> _What you need to do_
Comb the records below for the string "Ontario" and copy each line where it turns up.

> _Raw records_
—————

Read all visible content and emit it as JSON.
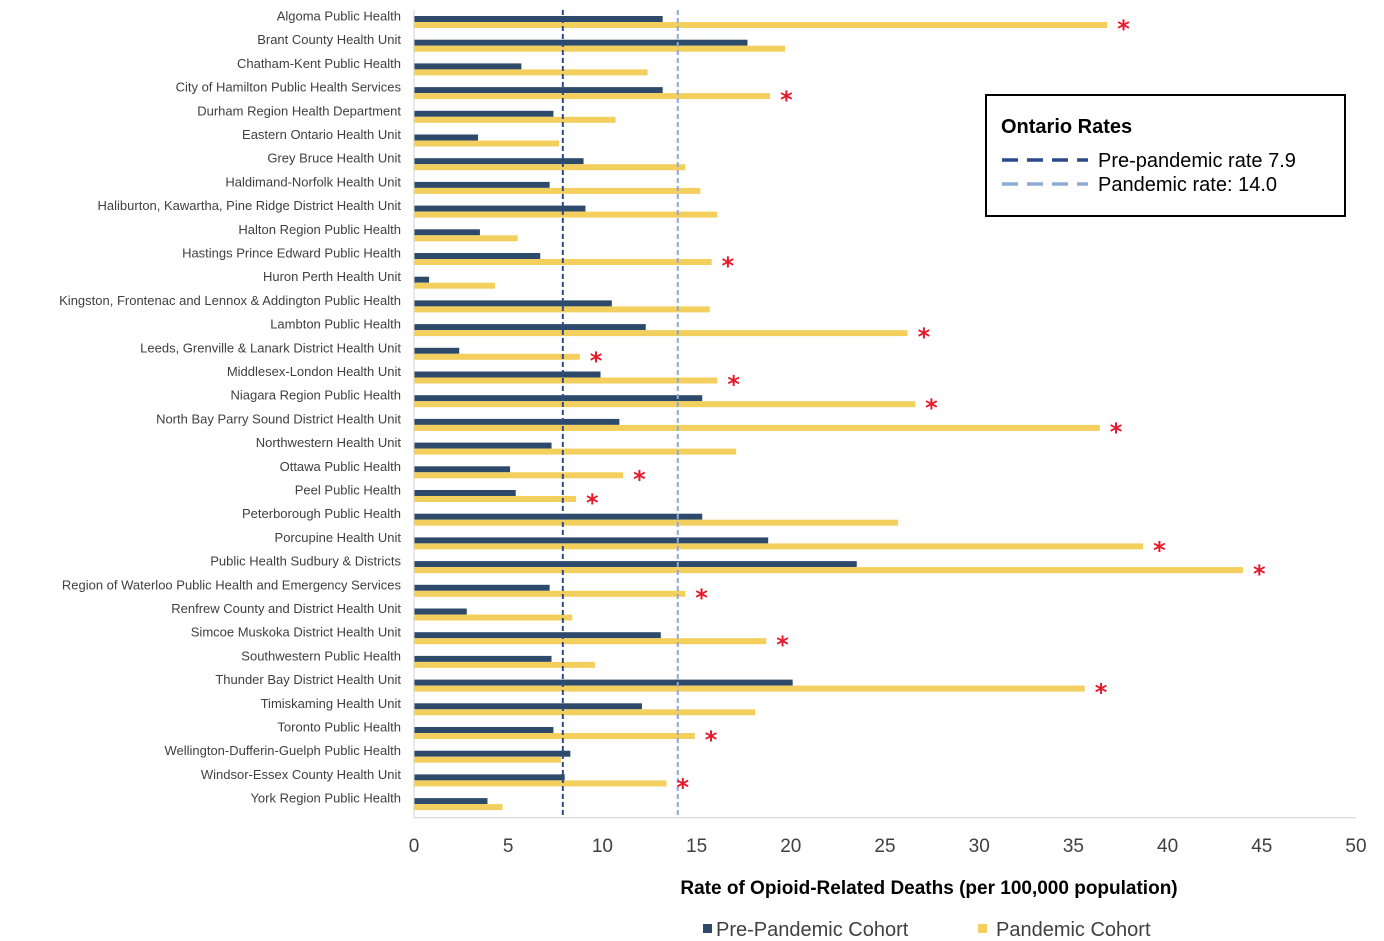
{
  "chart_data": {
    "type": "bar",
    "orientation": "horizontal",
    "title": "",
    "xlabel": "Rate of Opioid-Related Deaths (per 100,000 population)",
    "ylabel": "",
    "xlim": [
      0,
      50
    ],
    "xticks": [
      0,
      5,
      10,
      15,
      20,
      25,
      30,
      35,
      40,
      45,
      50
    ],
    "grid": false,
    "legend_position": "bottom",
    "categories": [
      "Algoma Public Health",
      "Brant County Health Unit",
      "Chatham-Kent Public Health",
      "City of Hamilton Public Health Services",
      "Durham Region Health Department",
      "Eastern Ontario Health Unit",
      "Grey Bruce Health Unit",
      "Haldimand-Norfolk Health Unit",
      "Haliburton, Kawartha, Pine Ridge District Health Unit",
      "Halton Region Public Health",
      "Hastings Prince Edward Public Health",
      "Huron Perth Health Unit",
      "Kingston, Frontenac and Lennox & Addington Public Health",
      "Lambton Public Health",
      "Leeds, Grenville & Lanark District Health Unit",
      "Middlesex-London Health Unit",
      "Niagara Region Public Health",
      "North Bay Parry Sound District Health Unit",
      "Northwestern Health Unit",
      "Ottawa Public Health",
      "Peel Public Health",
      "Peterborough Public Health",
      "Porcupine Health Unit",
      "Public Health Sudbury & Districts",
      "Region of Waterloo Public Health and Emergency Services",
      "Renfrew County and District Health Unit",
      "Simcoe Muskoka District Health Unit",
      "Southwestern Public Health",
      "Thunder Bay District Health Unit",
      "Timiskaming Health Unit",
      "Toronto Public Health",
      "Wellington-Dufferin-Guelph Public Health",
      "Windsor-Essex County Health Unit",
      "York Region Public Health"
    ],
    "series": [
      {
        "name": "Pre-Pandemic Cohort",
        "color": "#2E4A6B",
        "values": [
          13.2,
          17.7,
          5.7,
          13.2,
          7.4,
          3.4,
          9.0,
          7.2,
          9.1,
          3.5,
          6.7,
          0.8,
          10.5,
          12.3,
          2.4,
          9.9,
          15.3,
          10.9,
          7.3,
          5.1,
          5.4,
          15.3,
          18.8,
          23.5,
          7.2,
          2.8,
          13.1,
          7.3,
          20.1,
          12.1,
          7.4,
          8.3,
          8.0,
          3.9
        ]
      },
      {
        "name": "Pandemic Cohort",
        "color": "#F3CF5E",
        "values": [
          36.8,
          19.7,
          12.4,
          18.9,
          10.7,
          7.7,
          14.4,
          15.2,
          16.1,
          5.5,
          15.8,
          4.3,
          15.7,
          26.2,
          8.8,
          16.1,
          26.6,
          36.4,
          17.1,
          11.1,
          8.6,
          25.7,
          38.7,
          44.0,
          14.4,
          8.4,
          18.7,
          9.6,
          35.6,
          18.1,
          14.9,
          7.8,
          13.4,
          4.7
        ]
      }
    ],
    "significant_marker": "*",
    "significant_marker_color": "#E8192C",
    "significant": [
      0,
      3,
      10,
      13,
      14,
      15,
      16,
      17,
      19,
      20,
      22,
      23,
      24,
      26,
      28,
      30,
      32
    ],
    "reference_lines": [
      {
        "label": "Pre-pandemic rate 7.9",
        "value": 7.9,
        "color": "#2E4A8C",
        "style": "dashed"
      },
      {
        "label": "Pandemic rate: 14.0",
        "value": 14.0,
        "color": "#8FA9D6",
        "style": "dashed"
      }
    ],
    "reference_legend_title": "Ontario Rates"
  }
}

—————

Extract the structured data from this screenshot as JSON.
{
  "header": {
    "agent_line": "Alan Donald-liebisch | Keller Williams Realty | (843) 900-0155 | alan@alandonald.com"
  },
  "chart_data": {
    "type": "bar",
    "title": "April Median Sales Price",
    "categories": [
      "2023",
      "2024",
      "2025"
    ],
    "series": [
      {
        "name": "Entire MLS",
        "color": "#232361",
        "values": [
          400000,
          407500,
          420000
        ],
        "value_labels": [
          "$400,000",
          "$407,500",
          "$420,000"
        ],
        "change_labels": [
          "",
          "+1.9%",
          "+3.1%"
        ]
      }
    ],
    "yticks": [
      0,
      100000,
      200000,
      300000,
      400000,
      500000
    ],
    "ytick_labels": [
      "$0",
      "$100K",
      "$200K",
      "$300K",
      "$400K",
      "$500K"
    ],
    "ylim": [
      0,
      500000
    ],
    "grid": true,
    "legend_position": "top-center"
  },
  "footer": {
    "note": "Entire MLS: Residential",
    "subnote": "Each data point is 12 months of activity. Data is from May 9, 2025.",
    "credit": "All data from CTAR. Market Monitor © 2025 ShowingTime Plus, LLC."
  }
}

—————

> _Correct result_
      "Eastern Ontario Health Unit",
    "reference_legend_title": "Ontario Rates"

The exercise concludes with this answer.